======== Supplied material ========

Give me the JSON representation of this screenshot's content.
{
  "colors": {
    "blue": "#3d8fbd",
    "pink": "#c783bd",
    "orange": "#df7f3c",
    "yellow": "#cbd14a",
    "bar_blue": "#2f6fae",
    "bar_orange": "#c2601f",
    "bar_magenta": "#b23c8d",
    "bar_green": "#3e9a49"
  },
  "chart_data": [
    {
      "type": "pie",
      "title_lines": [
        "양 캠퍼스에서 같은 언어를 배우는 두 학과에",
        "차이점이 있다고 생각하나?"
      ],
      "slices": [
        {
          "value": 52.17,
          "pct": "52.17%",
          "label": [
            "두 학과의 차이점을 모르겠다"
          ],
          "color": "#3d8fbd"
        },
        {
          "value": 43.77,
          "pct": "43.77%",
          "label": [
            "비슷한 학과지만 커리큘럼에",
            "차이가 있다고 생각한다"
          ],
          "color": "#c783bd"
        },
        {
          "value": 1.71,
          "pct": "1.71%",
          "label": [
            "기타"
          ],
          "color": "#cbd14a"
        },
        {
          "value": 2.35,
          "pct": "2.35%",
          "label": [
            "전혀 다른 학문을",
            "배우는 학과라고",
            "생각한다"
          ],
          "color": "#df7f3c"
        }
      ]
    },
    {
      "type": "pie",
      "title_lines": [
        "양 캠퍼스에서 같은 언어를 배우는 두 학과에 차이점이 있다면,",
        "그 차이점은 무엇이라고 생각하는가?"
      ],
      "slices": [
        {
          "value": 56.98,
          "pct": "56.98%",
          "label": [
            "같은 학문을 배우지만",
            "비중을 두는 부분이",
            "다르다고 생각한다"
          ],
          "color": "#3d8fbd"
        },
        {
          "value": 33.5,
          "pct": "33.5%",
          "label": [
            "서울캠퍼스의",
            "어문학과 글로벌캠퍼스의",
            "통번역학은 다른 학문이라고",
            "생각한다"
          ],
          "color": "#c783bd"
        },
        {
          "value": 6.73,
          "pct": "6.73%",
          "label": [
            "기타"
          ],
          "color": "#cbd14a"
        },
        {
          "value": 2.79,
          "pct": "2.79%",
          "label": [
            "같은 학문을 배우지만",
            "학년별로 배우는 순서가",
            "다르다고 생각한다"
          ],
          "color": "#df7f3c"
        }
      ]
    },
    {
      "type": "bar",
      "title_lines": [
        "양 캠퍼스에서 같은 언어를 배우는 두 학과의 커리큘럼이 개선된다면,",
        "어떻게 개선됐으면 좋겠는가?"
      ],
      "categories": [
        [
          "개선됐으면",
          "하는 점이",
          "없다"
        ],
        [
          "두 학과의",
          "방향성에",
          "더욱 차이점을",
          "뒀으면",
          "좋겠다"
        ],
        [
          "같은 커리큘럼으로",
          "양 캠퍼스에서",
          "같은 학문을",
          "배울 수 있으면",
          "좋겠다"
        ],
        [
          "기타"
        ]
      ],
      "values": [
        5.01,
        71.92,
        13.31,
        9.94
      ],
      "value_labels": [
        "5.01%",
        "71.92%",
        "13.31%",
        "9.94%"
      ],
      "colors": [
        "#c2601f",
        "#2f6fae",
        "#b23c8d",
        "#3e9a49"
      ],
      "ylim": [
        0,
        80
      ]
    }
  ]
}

========

Please output every record, keeping each line exact.

Answer to the exercise >>
Give me the JSON representation of this screenshot's content.
{
  "colors": {
    "blue": "#3d8fbd",
    "pink": "#c783bd",
    "orange": "#df7f3c",
    "yellow": "#cbd14a",
    "bar_blue": "#2f6fae",
    "bar_orange": "#c2601f",
    "bar_magenta": "#b23c8d",
    "bar_green": "#3e9a49"
  },
  "chart_data": [
    {
      "type": "pie",
      "title_lines": [
        "양 캠퍼스에서 같은 언어를 배우는 두 학과에",
        "차이점이 있다고 생각하나?"
      ],
      "slices": [
        {
          "value": 52.17,
          "pct": "52.17%",
          "label": [
            "두 학과의 차이점을 모르겠다"
          ],
          "color": "#3d8fbd"
        },
        {
          "value": 43.77,
          "pct": "43.77%",
          "label": [
            "비슷한 학과지만 커리큘럼에",
            "차이가 있다고 생각한다"
          ],
          "color": "#c783bd"
        },
        {
          "value": 1.71,
          "pct": "1.71%",
          "label": [
            "기타"
          ],
          "color": "#cbd14a"
        },
        {
          "value": 2.35,
          "pct": "2.35%",
          "label": [
            "전혀 다른 학문을",
            "배우는 학과라고",
            "생각한다"
          ],
          "color": "#df7f3c"
        }
      ]
    },
    {
      "type": "pie",
      "title_lines": [
        "양 캠퍼스에서 같은 언어를 배우는 두 학과에 차이점이 있다면,",
        "그 차이점은 무엇이라고 생각하는가?"
      ],
      "slices": [
        {
          "value": 56.98,
          "pct": "56.98%",
          "label": [
            "같은 학문을 배우지만",
            "비중을 두는 부분이",
            "다르다고 생각한다"
          ],
          "color": "#3d8fbd"
        },
        {
          "value": 33.5,
          "pct": "33.5%",
          "label": [
            "서울캠퍼스의",
            "어문학과 글로벌캠퍼스의",
            "통번역학은 다른 학문이라고",
            "생각한다"
          ],
          "color": "#c783bd"
        },
        {
          "value": 6.73,
          "pct": "6.73%",
          "label": [
            "기타"
          ],
          "color": "#cbd14a"
        },
        {
          "value": 2.79,
          "pct": "2.79%",
          "label": [
            "같은 학문을 배우지만",
            "학년별로 배우는 순서가",
            "다르다고 생각한다"
          ],
          "color": "#df7f3c"
        }
      ]
    },
    {
      "type": "bar",
      "title_lines": [
        "양 캠퍼스에서 같은 언어를 배우는 두 학과의 커리큘럼이 개선된다면,",
        "어떻게 개선됐으면 좋겠는가?"
      ],
      "categories": [
        [
          "개선됐으면",
          "하는 점이",
          "없다"
        ],
        [
          "두 학과의",
          "방향성에",
          "더욱 차이점을",
          "뒀으면",
          "좋겠다"
        ],
        [
          "같은 커리큘럼으로",
          "양 캠퍼스에서",
          "같은 학문을",
          "배울 수 있으면",
          "좋겠다"
        ],
        [
          "기타"
        ]
      ],
      "values": [
        5.01,
        71.92,
        13.31,
        9.94
      ],
      "value_labels": [
        "5.01%",
        "71.92%",
        "13.31%",
        "9.94%"
      ],
      "colors": [
        "#c2601f",
        "#2f6fae",
        "#b23c8d",
        "#3e9a49"
      ],
      "ylim": [
        0,
        80
      ]
    }
  ]
}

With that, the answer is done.